Saved entries
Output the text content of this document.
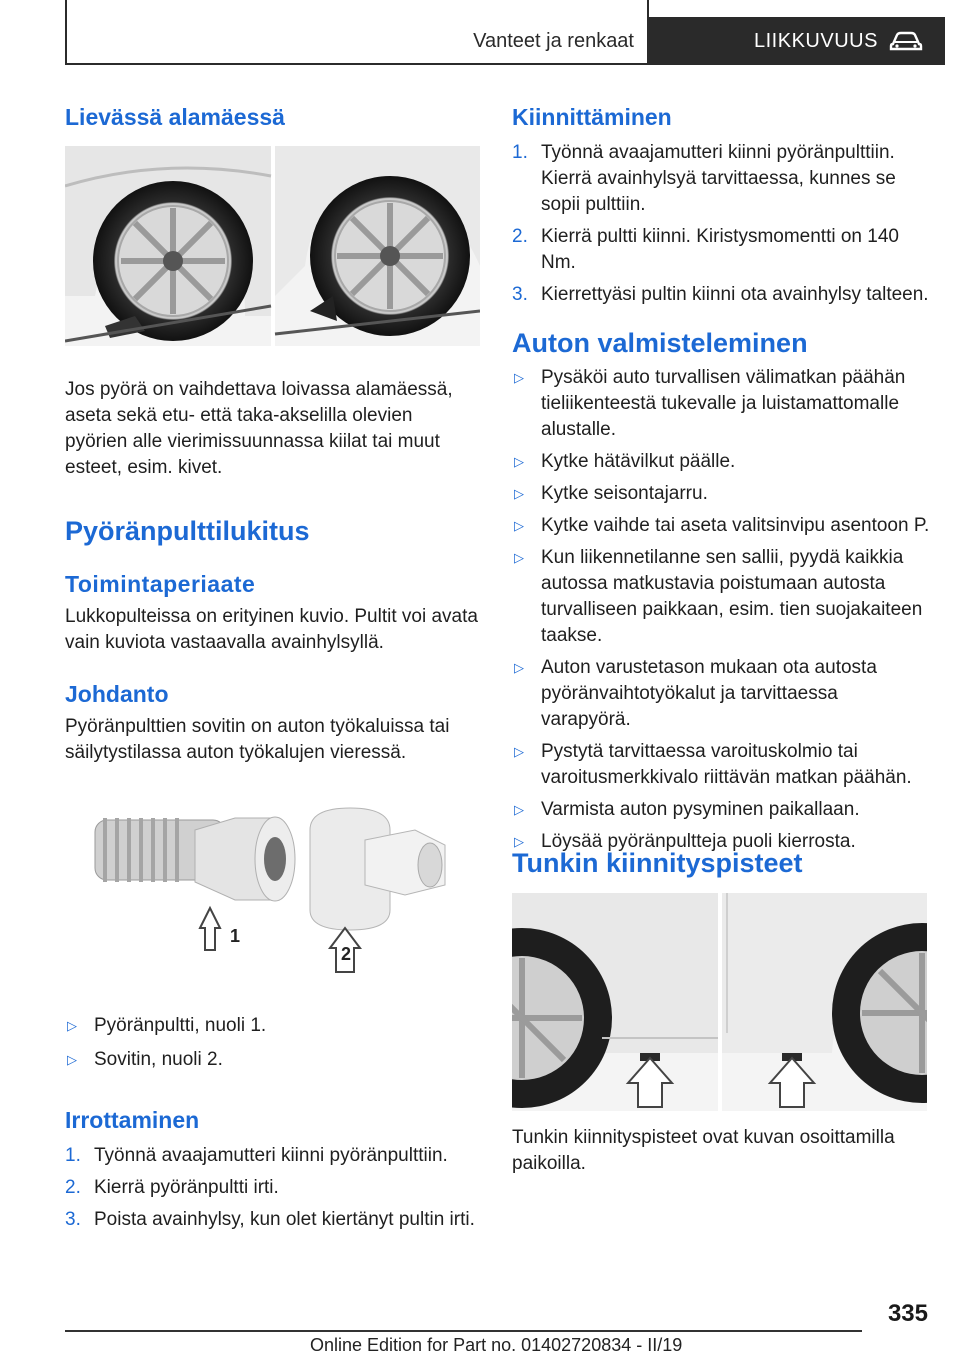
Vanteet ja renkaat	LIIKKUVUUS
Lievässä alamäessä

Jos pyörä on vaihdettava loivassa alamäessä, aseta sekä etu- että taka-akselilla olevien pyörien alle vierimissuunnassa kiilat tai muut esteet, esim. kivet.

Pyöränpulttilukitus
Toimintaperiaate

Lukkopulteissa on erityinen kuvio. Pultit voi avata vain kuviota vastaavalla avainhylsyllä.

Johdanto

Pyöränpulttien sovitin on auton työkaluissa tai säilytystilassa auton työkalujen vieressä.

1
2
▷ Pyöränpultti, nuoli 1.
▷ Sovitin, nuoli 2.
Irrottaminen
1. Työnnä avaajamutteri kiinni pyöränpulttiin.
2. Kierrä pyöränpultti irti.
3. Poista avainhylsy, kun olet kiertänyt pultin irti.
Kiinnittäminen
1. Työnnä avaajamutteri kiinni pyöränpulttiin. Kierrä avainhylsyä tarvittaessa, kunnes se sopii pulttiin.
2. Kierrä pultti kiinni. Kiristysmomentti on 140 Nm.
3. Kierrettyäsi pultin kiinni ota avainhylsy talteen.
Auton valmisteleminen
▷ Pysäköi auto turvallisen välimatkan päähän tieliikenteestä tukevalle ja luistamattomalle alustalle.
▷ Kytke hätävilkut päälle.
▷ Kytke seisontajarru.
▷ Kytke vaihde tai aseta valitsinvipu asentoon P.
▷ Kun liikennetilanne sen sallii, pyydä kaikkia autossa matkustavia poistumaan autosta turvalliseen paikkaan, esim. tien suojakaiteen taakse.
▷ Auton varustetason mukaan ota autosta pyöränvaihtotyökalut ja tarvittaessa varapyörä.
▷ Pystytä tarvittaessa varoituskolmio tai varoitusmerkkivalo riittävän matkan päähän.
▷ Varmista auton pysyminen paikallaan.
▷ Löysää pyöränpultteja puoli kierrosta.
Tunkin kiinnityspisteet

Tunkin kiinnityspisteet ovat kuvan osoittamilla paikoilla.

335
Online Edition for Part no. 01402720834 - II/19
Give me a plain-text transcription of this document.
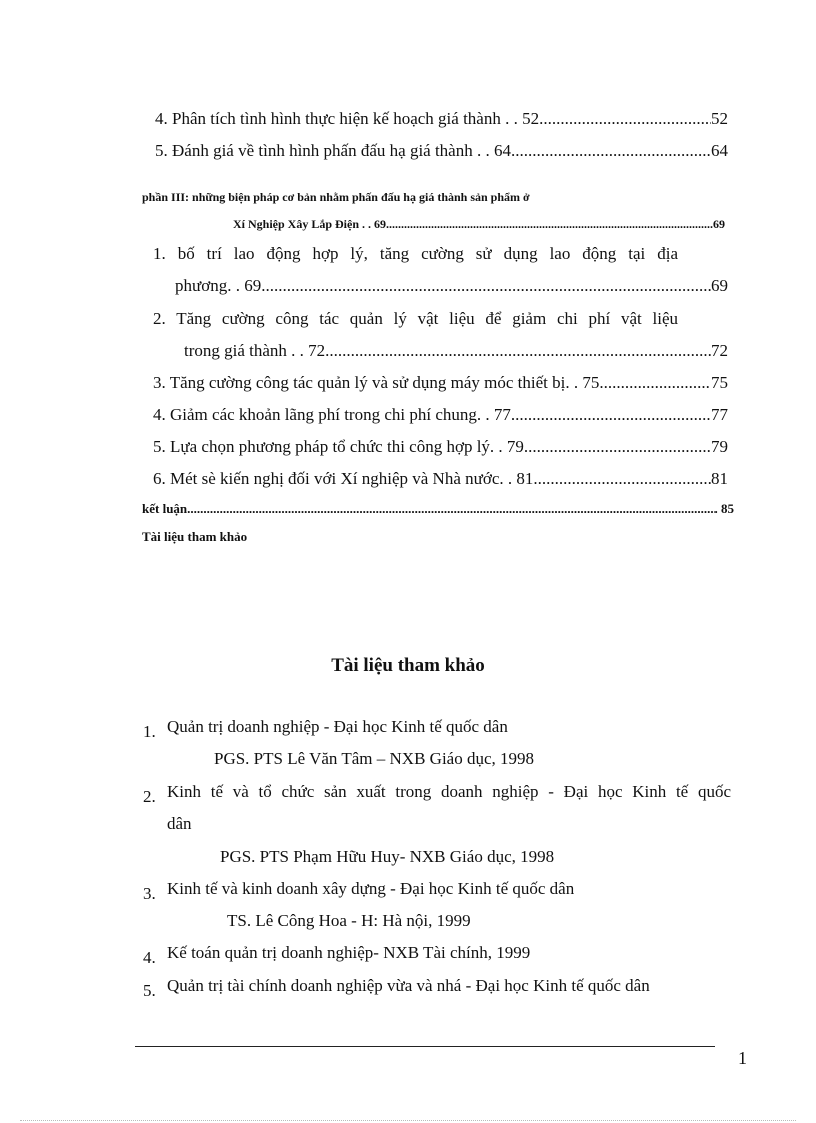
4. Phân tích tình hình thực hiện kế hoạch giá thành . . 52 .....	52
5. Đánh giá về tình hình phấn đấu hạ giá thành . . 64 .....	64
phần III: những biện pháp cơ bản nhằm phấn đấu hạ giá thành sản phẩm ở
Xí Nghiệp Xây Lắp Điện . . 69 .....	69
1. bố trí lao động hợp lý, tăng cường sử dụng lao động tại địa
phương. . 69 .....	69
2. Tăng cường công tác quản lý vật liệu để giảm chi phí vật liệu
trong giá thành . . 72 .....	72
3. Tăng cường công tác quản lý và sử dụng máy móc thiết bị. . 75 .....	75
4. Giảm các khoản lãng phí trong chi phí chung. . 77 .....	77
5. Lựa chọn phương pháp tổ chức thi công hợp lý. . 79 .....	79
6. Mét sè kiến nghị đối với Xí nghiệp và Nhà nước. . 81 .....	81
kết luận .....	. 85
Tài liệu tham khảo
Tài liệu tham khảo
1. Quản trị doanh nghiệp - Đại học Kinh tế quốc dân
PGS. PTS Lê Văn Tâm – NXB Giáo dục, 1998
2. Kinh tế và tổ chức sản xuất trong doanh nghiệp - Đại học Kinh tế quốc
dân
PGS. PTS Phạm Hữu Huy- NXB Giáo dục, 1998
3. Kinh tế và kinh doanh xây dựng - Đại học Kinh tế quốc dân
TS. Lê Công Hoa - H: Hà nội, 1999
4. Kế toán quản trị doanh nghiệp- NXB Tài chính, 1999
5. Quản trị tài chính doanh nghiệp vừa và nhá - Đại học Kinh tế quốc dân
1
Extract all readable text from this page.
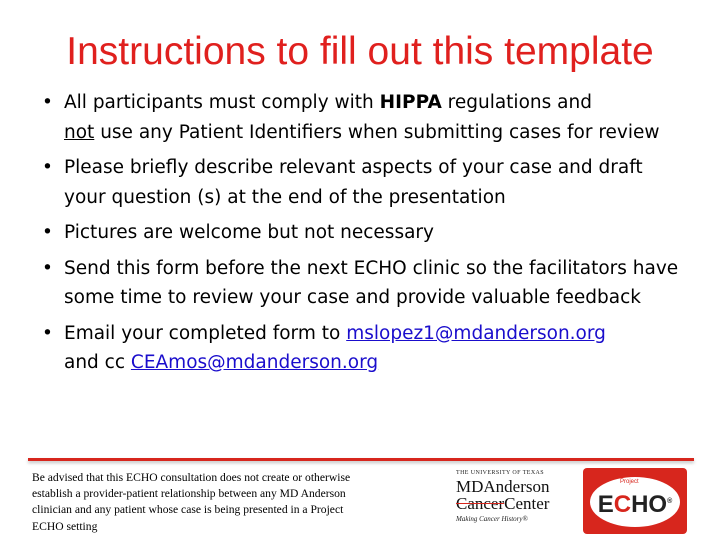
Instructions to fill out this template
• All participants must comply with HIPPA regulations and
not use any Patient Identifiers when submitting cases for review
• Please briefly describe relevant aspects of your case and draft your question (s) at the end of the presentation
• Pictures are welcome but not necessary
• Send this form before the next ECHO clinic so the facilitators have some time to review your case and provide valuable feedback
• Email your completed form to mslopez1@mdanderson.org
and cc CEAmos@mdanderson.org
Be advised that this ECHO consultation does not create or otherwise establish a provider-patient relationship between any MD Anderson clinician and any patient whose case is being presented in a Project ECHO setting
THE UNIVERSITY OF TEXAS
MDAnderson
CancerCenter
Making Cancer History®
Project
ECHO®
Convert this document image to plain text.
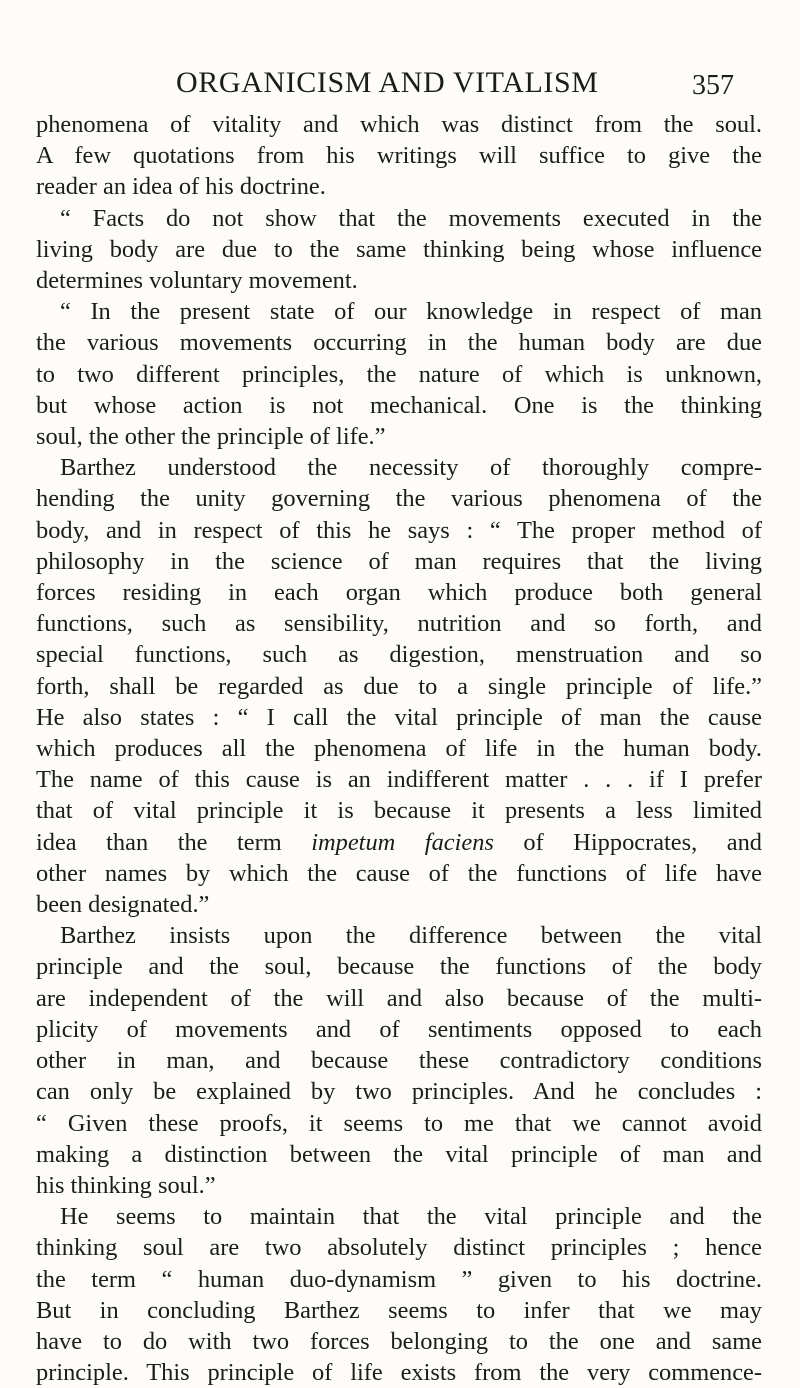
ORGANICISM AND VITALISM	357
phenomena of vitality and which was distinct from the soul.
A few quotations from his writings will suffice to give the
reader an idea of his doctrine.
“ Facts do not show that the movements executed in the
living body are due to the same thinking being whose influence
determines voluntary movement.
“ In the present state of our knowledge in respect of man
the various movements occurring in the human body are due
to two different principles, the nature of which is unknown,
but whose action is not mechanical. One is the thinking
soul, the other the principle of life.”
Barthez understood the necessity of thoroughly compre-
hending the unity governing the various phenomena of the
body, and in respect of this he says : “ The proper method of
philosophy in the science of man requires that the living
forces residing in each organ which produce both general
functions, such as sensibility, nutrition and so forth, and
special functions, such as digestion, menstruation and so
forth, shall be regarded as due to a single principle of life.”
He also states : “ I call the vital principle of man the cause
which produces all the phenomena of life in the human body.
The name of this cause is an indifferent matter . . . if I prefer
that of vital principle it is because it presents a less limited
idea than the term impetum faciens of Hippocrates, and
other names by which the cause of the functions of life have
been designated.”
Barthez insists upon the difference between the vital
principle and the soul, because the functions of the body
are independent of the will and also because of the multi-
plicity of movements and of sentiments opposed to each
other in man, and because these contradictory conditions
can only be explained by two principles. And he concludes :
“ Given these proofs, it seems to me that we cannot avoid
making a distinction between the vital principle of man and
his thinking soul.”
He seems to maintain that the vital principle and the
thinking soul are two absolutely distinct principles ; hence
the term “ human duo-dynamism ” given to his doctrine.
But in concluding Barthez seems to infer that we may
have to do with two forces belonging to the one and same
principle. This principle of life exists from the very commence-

> TASK PROMPT
Select from the material above each line in which the string "forces" appears, and list those lines.

> RESULT OF THIS EXERCISE
forces residing in each organ which produce both general
have to do with two forces belonging to the one and same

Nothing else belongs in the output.